= Extracted data entries =
((

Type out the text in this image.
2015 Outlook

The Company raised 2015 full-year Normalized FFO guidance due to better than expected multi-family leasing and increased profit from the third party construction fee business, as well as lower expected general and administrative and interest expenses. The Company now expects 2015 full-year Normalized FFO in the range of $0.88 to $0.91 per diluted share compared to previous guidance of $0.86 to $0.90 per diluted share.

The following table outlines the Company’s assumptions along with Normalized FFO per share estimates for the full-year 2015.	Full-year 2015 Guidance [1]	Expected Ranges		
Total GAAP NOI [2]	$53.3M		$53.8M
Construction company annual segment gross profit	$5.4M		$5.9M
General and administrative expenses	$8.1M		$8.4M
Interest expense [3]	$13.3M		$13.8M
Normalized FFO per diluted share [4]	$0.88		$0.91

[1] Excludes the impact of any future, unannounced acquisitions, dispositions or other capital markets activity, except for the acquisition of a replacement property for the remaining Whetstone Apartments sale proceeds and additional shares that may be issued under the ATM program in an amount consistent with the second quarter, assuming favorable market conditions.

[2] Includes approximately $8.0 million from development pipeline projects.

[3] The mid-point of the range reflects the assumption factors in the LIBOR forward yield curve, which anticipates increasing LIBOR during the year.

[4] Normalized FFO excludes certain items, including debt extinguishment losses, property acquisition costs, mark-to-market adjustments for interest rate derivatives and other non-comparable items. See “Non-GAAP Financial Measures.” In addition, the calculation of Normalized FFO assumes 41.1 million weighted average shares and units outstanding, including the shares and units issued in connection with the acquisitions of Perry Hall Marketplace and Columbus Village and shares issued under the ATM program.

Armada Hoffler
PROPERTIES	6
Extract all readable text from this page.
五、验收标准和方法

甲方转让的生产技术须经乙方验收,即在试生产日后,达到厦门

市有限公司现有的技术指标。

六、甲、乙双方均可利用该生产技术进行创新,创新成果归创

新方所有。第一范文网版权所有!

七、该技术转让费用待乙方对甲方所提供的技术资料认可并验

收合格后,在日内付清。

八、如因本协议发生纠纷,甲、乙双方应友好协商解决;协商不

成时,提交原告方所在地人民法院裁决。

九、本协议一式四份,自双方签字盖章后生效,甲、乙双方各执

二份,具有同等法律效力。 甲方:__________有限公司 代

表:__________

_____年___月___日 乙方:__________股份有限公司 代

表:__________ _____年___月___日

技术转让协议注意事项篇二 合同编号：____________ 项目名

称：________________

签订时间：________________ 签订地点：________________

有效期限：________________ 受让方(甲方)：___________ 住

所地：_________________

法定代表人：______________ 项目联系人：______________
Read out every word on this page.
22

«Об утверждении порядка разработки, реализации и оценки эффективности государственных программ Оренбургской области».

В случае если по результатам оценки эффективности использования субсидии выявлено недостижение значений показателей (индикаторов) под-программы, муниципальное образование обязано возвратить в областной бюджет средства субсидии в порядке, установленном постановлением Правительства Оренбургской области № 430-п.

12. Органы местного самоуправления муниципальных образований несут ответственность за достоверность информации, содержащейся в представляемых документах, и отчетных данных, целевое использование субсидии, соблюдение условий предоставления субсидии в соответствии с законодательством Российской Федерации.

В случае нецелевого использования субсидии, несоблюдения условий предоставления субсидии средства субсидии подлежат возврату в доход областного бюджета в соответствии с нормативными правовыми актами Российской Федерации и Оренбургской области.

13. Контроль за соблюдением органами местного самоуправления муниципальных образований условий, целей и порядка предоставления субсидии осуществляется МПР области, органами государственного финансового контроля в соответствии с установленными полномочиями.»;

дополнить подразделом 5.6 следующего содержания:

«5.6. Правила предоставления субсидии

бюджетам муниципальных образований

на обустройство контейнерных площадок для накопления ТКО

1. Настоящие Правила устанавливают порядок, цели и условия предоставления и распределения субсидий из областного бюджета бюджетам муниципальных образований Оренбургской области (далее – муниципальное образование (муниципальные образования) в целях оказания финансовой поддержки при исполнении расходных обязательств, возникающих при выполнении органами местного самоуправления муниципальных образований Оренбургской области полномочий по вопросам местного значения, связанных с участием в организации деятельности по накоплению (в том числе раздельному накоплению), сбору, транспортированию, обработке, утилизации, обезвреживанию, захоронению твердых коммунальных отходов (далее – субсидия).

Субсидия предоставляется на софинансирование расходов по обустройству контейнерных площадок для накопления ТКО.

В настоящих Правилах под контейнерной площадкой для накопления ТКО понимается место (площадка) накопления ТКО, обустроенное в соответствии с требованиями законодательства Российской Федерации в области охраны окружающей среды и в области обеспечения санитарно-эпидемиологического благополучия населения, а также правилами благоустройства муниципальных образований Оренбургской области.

))

Each line above that includes "самоуправления" should be shown.

12. Органы местного самоуправления муниципальных образований несут ответственность за достоверность информации, содержащейся в представляемых документах, и отчетных данных, целевое использование субсидии, соблюдение условий предоставления субсидии в соответствии с законодательством Российской Федерации.
13. Контроль за соблюдением органами местного самоуправления муниципальных образований условий, целей и порядка предоставления субсидии осуществляется МПР области, органами государственного финансового контроля в соответствии с установленными полномочиями.»;
1. Настоящие Правила устанавливают порядок, цели и условия предоставления и распределения субсидий из областного бюджета бюджетам муниципальных образований Оренбургской области (далее – муниципальное образование (муниципальные образования) в целях оказания финансовой поддержки при исполнении расходных обязательств, возникающих при выполнении органами местного самоуправления муниципальных образований Оренбургской области полномочий по вопросам местного значения, связанных с участием в организации деятельности по накоплению (в том числе раздельному накоплению), сбору, транспортированию, обработке, утилизации, обезвреживанию, захоронению твердых коммунальных отходов (далее – субсидия).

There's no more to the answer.